All the data should come back exactly as it was given.

-- Exercise materials --
§

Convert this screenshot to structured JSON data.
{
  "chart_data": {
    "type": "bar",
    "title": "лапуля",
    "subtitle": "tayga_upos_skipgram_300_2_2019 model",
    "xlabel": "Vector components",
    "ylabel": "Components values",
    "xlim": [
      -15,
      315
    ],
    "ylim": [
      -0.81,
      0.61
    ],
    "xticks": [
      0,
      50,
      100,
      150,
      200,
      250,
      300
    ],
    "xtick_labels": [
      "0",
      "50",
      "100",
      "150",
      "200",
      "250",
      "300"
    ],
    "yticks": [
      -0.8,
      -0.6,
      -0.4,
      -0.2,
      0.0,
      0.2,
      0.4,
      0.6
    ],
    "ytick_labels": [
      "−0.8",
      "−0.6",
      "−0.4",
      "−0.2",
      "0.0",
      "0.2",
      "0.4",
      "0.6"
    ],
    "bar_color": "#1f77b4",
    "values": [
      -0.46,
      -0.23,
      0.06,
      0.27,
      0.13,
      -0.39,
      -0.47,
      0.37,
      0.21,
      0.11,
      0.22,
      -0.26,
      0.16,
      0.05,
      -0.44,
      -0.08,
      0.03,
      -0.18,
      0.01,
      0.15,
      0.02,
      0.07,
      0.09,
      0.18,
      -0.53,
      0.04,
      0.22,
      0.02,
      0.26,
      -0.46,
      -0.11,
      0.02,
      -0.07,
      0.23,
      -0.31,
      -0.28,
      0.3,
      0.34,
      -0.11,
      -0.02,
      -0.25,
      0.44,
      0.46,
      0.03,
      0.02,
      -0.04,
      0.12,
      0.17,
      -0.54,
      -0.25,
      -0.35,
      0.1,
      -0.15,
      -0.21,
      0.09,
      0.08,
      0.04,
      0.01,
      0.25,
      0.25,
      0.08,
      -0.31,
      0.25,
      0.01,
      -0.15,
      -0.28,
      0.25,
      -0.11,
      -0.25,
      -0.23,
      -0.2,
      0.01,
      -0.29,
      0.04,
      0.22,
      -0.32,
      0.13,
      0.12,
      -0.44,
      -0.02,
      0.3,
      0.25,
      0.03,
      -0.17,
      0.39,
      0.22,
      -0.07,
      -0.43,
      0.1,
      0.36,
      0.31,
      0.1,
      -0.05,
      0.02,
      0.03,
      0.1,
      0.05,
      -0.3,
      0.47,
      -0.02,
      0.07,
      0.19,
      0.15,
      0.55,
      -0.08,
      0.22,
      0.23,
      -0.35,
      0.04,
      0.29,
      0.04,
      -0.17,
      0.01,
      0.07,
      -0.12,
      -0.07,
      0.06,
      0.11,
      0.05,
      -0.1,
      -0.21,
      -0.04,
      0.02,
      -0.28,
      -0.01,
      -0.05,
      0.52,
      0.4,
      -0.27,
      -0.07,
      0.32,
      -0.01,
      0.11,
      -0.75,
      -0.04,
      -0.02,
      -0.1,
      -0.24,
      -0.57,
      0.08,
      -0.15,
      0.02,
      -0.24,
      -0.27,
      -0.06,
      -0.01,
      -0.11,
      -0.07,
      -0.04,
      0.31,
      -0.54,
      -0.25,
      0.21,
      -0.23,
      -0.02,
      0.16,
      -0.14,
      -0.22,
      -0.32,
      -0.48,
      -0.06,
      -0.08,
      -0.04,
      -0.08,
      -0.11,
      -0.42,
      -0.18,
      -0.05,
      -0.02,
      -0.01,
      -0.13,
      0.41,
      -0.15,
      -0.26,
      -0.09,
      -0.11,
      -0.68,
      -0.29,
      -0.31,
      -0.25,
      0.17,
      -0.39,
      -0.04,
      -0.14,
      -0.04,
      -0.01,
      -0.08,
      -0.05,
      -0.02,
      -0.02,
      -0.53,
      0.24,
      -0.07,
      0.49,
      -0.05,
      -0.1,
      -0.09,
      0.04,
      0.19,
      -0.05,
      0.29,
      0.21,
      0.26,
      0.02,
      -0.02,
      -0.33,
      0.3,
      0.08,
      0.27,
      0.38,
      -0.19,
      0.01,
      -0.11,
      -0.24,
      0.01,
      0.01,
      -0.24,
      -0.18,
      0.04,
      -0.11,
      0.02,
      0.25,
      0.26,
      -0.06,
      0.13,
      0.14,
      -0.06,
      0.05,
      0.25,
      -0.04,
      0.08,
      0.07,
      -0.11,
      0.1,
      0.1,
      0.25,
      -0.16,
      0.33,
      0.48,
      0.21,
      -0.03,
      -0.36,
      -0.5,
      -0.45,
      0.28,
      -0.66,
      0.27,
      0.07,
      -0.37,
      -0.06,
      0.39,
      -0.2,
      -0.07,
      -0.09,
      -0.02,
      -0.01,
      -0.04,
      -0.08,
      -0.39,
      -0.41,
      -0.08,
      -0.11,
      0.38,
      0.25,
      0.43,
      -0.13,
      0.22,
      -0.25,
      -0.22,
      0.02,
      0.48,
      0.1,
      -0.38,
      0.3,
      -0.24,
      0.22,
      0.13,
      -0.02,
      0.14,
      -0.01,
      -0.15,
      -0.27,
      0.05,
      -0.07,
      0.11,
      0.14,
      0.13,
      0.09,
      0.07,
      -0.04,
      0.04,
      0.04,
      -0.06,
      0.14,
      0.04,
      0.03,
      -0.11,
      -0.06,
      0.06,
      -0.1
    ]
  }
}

§

-- Task answer --
Convert this screenshot to structured JSON data.
{
  "chart_data": {
    "type": "bar",
    "title": "лапуля",
    "subtitle": "tayga_upos_skipgram_300_2_2019 model",
    "xlabel": "Vector components",
    "ylabel": "Components values",
    "xlim": [
      -15,
      315
    ],
    "ylim": [
      -0.81,
      0.61
    ],
    "xticks": [
      0,
      50,
      100,
      150,
      200,
      250,
      300
    ],
    "xtick_labels": [
      "0",
      "50",
      "100",
      "150",
      "200",
      "250",
      "300"
    ],
    "yticks": [
      -0.8,
      -0.6,
      -0.4,
      -0.2,
      0.0,
      0.2,
      0.4,
      0.6
    ],
    "ytick_labels": [
      "−0.8",
      "−0.6",
      "−0.4",
      "−0.2",
      "0.0",
      "0.2",
      "0.4",
      "0.6"
    ],
    "bar_color": "#1f77b4",
    "values": [
      -0.46,
      -0.23,
      0.06,
      0.27,
      0.13,
      -0.39,
      -0.47,
      0.37,
      0.21,
      0.11,
      0.22,
      -0.26,
      0.16,
      0.05,
      -0.44,
      -0.08,
      0.03,
      -0.18,
      0.01,
      0.15,
      0.02,
      0.07,
      0.09,
      0.18,
      -0.53,
      0.04,
      0.22,
      0.02,
      0.26,
      -0.46,
      -0.11,
      0.02,
      -0.07,
      0.23,
      -0.31,
      -0.28,
      0.3,
      0.34,
      -0.11,
      -0.02,
      -0.25,
      0.44,
      0.46,
      0.03,
      0.02,
      -0.04,
      0.12,
      0.17,
      -0.54,
      -0.25,
      -0.35,
      0.1,
      -0.15,
      -0.21,
      0.09,
      0.08,
      0.04,
      0.01,
      0.25,
      0.25,
      0.08,
      -0.31,
      0.25,
      0.01,
      -0.15,
      -0.28,
      0.25,
      -0.11,
      -0.25,
      -0.23,
      -0.2,
      0.01,
      -0.29,
      0.04,
      0.22,
      -0.32,
      0.13,
      0.12,
      -0.44,
      -0.02,
      0.3,
      0.25,
      0.03,
      -0.17,
      0.39,
      0.22,
      -0.07,
      -0.43,
      0.1,
      0.36,
      0.31,
      0.1,
      -0.05,
      0.02,
      0.03,
      0.1,
      0.05,
      -0.3,
      0.47,
      -0.02,
      0.07,
      0.19,
      0.15,
      0.55,
      -0.08,
      0.22,
      0.23,
      -0.35,
      0.04,
      0.29,
      0.04,
      -0.17,
      0.01,
      0.07,
      -0.12,
      -0.07,
      0.06,
      0.11,
      0.05,
      -0.1,
      -0.21,
      -0.04,
      0.02,
      -0.28,
      -0.01,
      -0.05,
      0.52,
      0.4,
      -0.27,
      -0.07,
      0.32,
      -0.01,
      0.11,
      -0.75,
      -0.04,
      -0.02,
      -0.1,
      -0.24,
      -0.57,
      0.08,
      -0.15,
      0.02,
      -0.24,
      -0.27,
      -0.06,
      -0.01,
      -0.11,
      -0.07,
      -0.04,
      0.31,
      -0.54,
      -0.25,
      0.21,
      -0.23,
      -0.02,
      0.16,
      -0.14,
      -0.22,
      -0.32,
      -0.48,
      -0.06,
      -0.08,
      -0.04,
      -0.08,
      -0.11,
      -0.42,
      -0.18,
      -0.05,
      -0.02,
      -0.01,
      -0.13,
      0.41,
      -0.15,
      -0.26,
      -0.09,
      -0.11,
      -0.68,
      -0.29,
      -0.31,
      -0.25,
      0.17,
      -0.39,
      -0.04,
      -0.14,
      -0.04,
      -0.01,
      -0.08,
      -0.05,
      -0.02,
      -0.02,
      -0.53,
      0.24,
      -0.07,
      0.49,
      -0.05,
      -0.1,
      -0.09,
      0.04,
      0.19,
      -0.05,
      0.29,
      0.21,
      0.26,
      0.02,
      -0.02,
      -0.33,
      0.3,
      0.08,
      0.27,
      0.38,
      -0.19,
      0.01,
      -0.11,
      -0.24,
      0.01,
      0.01,
      -0.24,
      -0.18,
      0.04,
      -0.11,
      0.02,
      0.25,
      0.26,
      -0.06,
      0.13,
      0.14,
      -0.06,
      0.05,
      0.25,
      -0.04,
      0.08,
      0.07,
      -0.11,
      0.1,
      0.1,
      0.25,
      -0.16,
      0.33,
      0.48,
      0.21,
      -0.03,
      -0.36,
      -0.5,
      -0.45,
      0.28,
      -0.66,
      0.27,
      0.07,
      -0.37,
      -0.06,
      0.39,
      -0.2,
      -0.07,
      -0.09,
      -0.02,
      -0.01,
      -0.04,
      -0.08,
      -0.39,
      -0.41,
      -0.08,
      -0.11,
      0.38,
      0.25,
      0.43,
      -0.13,
      0.22,
      -0.25,
      -0.22,
      0.02,
      0.48,
      0.1,
      -0.38,
      0.3,
      -0.24,
      0.22,
      0.13,
      -0.02,
      0.14,
      -0.01,
      -0.15,
      -0.27,
      0.05,
      -0.07,
      0.11,
      0.14,
      0.13,
      0.09,
      0.07,
      -0.04,
      0.04,
      0.04,
      -0.06,
      0.14,
      0.04,
      0.03,
      -0.11,
      -0.06,
      0.06,
      -0.1
    ]
  }
}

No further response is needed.